Records excerpted from a collection
++++++++++++++++++++
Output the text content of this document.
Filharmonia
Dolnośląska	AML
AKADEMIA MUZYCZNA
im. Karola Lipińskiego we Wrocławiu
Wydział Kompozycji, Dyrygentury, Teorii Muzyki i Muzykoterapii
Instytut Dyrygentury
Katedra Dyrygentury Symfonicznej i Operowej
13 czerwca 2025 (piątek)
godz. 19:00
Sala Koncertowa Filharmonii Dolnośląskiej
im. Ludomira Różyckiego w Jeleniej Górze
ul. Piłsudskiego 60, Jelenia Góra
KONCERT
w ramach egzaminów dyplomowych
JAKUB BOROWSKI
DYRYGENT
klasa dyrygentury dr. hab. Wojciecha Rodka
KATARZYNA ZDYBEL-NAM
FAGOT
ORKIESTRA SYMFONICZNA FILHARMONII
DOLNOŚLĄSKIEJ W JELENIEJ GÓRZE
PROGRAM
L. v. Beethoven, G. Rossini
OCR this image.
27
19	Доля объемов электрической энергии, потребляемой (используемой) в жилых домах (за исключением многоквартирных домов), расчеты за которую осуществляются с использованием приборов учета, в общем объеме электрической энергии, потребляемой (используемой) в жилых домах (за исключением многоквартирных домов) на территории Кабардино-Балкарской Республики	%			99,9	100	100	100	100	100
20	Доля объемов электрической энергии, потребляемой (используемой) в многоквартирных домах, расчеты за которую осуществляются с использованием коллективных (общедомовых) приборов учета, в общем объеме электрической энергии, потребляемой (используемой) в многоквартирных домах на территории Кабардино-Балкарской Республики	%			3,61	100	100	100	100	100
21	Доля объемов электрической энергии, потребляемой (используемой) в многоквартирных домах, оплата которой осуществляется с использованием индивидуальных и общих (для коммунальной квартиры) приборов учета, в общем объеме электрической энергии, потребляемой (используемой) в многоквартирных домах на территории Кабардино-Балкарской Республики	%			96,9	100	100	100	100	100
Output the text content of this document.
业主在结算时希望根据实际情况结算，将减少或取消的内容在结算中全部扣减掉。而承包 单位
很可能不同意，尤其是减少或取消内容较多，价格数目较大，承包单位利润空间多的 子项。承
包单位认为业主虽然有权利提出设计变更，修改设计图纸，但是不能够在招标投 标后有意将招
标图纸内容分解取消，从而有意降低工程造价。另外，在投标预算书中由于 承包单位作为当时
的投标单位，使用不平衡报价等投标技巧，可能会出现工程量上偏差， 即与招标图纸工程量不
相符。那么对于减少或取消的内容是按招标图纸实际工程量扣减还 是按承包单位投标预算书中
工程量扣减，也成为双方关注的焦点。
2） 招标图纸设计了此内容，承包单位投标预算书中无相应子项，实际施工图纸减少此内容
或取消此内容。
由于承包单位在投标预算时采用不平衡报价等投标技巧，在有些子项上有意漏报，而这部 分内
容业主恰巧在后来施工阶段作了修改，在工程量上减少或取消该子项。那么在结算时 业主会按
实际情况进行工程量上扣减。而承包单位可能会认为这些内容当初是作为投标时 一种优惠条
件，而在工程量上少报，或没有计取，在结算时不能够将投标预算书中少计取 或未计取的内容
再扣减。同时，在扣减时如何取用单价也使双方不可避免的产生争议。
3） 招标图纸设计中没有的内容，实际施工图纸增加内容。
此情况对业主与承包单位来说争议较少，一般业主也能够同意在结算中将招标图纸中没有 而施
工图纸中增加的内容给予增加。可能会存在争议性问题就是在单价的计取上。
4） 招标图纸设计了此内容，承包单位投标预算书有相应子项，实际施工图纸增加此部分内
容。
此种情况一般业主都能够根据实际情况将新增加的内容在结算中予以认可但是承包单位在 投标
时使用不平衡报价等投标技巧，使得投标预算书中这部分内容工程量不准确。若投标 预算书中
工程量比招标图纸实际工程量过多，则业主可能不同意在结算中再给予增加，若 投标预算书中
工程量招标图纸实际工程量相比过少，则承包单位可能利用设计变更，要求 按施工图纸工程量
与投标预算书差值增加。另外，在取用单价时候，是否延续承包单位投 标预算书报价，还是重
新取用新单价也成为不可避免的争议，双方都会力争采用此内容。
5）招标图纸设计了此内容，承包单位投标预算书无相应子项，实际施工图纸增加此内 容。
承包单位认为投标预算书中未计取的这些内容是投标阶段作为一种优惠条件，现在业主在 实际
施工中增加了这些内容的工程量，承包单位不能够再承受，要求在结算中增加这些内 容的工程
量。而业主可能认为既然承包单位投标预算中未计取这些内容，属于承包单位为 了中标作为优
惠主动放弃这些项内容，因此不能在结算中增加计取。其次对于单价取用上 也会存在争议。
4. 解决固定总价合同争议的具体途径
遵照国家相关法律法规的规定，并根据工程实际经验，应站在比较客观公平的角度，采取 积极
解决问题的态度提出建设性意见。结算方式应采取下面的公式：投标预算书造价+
++++++++++++++++++++
Go through the listing above and pull out each line containing the word "招标图纸设计了此内容".

2） 招标图纸设计了此内容，承包单位投标预算书中无相应子项，实际施工图纸减少此内容
4） 招标图纸设计了此内容，承包单位投标预算书有相应子项，实际施工图纸增加此部分内
5）招标图纸设计了此内容，承包单位投标预算书无相应子项，实际施工图纸增加此内 容。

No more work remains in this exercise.